• [EXCERPTED PASSAGE]

<<<<

The difficulty with statistical mountains is their tendency to dominate the skyline. In looking back over the life of one of the greatest to play in ball games, it has been easier than most to marvel at Pele while resisting the magnificence of his figures.

There are all manner of ways to measure greatness in sport. If we borrow from men’s tennis, you have the art of Roger Federer against the numerical supremacy of Novak Djokovic and Rafa Nadal. If we look to golf, Jack Nicklaus sustained his brilliance longer and across more majors than Tiger Woods but did Woods burn brighter?

No one jacket fits all, and so there are many methods for seeing what you want to see.

Hank Aaron held his bat incorrectly and broke Babe Ruth’s home run record. Usain Bolt could be slow when unfurling his huge frame from the blocks and covered the 100m in 9.58.

Nadia Comaneci was a perfect 10 for grace but it was Simone Biles who reworked what we understand about gravity. Muhammad Ali would leave himself open to the left hook.

The rarity in these discussions is to find one who ticked every box. That perfect blend, that fusing of the best on paper with the best on the field. The most effective and the most pleasing.

The futility in all of this is that it is subjective, of course — one punter’s Lionel Messi is another’s Diego Maradona is another’s Johan Cruyff is another’s Pele.

But Pele had it all: over 1,200 goals, three World Cups, and enough footage from different eras of television to show there is no technique in the modern game — no twist, turn, pivot, finish nor flick — that he hadn’t mastered on bruised ankles 50 years ago and more.

He was Messi before Messi. He was Maradona before Maradona. He did a Cruyff turn before Cruyff. Better? That’s a fun and pointless argument.

But if those others in the discussion benefit from a recency bias, then it is only fair to pay Pele a premium as the original. As the innovator. As the pioneer. As the first wrecking ball who could crunch numbers with the soul of a dancer.

It is perhaps a lesser barometer of his greatness, and nonetheless valid, that Pele was a player whose errors had the ability to elevate. He missed so many shots. He disappeared down so many blind alleys with so many dribbles.

What was it that Michael Jordan said? ‘I’ve missed more than 9,000 shots in my career. I’ve lost almost 300 games. Twenty-six times, I’ve been trusted to take the game-winning shot and missed. I’ve failed over and over and that is why I succeed.’

Jordan’s point was that he was built by those failures. Within the complex wiring of the sporting elite, they are all a little like that. But how many of their failures are burnt into the minds of sports fans?

How many can be remembered with the detail of that remarkable dummy which scrambled the Uruguayan keeper Ladislao Mazurkiewicz, only for Pele to then miss the finish?

How many of the excess shots from the 75 majors Woods has lost can be recalled with the clarity of Pele’s lob from his own half that fell a fraction wide against Czechoslovakia?

It amounts to something special when even a failure of function can become legend for its brilliance. Ditto when that failure had the effect of elevating other giants.

Think here of Gordon Banks, a World Cup winner and a true great made greater for that save. The task of getting his body across the line and his right hand under the ball would have been the same had anyone else made the header. But it wasn’t anyone else. It was Pele. And so the moment has been embossed with even more grandeur, and so was Banks. Not all saves are equal. A save from Pele will always count for more.

And maybe, in their way, the misses counted more for him. Maybe such an incredible body of work was enhanced for the presence of those misses. It was possibly via his occasional fallibilities on the pitch that folk could appreciate the otherworldly nature of what he made look so routine so often.

They suggested he was human, even if the proof only came this week.

>>>>

• [LISTED RECORDS]
<<<<

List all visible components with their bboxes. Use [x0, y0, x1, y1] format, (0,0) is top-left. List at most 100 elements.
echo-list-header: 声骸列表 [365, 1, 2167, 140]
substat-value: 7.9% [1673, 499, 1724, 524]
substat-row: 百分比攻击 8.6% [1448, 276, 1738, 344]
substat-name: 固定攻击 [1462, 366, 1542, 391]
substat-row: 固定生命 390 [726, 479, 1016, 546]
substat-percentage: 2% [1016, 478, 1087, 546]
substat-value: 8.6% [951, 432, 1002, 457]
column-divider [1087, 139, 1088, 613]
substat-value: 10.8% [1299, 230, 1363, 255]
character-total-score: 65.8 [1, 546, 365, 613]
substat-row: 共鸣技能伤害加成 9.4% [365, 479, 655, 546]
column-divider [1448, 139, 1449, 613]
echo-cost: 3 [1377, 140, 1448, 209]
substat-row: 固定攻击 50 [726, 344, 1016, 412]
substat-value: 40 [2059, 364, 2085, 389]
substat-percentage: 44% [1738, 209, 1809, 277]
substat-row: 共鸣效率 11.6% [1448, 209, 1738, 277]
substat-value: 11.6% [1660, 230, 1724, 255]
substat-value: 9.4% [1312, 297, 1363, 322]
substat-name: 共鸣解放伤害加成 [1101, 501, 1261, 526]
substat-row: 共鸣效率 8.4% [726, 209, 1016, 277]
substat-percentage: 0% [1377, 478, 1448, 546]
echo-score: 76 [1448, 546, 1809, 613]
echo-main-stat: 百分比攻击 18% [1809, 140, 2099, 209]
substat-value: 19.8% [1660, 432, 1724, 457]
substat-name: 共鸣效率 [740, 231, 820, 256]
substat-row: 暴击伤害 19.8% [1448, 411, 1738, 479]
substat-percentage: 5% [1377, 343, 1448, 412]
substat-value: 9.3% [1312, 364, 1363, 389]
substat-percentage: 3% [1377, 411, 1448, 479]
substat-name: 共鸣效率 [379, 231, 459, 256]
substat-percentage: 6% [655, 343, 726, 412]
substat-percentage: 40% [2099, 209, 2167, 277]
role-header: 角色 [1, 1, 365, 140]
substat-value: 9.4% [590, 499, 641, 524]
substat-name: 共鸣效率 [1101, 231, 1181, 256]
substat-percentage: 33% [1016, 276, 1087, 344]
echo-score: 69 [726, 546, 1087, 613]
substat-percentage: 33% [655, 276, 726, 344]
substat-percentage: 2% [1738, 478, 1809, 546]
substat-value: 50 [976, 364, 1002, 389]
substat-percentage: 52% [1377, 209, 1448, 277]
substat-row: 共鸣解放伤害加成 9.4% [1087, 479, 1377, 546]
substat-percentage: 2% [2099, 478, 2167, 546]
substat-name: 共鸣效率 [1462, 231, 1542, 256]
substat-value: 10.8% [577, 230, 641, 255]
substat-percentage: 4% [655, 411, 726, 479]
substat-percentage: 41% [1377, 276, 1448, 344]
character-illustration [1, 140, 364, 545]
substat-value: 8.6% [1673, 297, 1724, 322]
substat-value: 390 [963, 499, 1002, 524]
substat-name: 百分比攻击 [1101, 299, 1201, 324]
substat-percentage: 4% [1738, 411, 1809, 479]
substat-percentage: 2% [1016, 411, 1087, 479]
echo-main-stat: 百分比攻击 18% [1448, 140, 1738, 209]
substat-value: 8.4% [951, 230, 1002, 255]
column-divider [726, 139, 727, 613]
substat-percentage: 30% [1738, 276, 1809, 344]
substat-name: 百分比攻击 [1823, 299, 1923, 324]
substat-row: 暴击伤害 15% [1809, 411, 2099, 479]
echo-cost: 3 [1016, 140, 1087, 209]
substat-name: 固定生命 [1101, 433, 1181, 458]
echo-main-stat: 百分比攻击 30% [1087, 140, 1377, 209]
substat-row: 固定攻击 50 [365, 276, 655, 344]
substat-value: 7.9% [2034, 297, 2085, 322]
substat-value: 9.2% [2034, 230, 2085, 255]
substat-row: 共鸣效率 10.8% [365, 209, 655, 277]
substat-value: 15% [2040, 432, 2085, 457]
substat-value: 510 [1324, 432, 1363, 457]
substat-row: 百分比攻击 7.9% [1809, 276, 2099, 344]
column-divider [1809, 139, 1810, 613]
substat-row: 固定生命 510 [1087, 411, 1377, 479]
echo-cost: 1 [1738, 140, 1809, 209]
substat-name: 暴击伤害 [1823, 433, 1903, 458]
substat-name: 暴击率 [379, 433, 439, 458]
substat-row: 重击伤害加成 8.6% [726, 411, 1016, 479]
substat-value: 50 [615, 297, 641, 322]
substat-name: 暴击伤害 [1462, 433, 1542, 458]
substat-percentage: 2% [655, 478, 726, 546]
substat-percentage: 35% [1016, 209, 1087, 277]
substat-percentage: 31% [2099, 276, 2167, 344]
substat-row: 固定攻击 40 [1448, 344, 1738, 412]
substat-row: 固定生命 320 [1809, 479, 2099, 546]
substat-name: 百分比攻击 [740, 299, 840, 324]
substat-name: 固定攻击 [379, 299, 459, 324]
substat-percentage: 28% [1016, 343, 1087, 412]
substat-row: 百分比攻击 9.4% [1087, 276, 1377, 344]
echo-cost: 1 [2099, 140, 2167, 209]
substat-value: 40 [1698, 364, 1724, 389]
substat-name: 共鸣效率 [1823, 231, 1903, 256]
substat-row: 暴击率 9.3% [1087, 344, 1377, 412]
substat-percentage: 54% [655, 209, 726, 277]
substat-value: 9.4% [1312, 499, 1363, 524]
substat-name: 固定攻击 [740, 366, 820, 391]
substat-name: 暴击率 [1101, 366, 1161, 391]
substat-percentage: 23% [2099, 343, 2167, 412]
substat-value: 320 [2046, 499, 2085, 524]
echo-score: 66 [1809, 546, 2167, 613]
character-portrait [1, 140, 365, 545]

>>>>

• [EXERCISE TASK] Print the part of the column on Pele starting at "Think here of" and ending at "count for more.".

• [WORKED ANSWER]
Think here of Gordon Banks, a World Cup winner and a true great made greater for that save. The task of getting his body across the line and his right hand under the ball would have been the same had anyone else made the header. But it wasn’t anyone else. It was Pele. And so the moment has been embossed with even more grandeur, and so was Banks. Not all saves are equal. A save from Pele will always count for more.